## Objective
Please find all lines in the data that hold the string "debiti" and copy them.

::: Raw records

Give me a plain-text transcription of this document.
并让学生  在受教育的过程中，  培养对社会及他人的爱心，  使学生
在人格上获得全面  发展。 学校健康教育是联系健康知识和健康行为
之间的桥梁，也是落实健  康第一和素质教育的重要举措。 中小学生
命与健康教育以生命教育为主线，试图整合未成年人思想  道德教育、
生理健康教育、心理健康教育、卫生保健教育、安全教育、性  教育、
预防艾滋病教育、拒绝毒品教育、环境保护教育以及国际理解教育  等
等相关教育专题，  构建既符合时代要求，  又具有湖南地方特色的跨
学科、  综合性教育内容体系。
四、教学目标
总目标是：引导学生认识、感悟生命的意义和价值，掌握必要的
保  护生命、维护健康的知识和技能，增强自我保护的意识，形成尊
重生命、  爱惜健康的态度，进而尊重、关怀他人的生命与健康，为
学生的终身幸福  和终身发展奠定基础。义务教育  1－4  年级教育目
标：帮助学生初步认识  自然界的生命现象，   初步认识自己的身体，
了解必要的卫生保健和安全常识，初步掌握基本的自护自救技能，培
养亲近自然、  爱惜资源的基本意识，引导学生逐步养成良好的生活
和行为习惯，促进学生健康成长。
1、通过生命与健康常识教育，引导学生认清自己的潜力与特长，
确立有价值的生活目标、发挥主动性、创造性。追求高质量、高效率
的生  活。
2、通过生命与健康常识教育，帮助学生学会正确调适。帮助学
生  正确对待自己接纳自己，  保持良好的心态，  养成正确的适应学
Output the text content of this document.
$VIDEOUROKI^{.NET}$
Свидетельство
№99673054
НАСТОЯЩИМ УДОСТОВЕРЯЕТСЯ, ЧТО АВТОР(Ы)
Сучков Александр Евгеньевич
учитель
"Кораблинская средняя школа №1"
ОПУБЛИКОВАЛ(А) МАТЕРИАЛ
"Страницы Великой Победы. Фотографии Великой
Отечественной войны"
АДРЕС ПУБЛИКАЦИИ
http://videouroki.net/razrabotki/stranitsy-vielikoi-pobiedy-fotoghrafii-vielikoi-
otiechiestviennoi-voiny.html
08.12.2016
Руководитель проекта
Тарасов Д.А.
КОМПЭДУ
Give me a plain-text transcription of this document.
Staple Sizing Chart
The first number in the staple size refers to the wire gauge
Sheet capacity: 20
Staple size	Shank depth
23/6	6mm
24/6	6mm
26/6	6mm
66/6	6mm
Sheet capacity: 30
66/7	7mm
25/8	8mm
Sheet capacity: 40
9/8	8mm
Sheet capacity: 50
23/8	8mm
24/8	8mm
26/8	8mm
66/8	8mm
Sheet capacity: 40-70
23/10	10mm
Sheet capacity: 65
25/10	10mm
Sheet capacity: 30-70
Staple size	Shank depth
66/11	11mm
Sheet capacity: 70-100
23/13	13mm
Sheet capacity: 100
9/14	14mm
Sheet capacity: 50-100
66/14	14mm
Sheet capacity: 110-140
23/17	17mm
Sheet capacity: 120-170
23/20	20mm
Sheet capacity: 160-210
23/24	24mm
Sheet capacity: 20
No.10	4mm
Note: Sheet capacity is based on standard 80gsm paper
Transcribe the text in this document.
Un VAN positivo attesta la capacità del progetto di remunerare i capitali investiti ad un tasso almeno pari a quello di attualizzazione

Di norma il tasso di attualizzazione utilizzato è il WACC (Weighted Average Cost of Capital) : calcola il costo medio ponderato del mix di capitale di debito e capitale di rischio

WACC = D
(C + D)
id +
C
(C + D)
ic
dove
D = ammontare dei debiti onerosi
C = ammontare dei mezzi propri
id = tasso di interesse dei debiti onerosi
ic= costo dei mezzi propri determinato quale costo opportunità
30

::::::

## Result of this task
D = ammontare dei debiti onerosi
id = tasso di interesse dei debiti onerosi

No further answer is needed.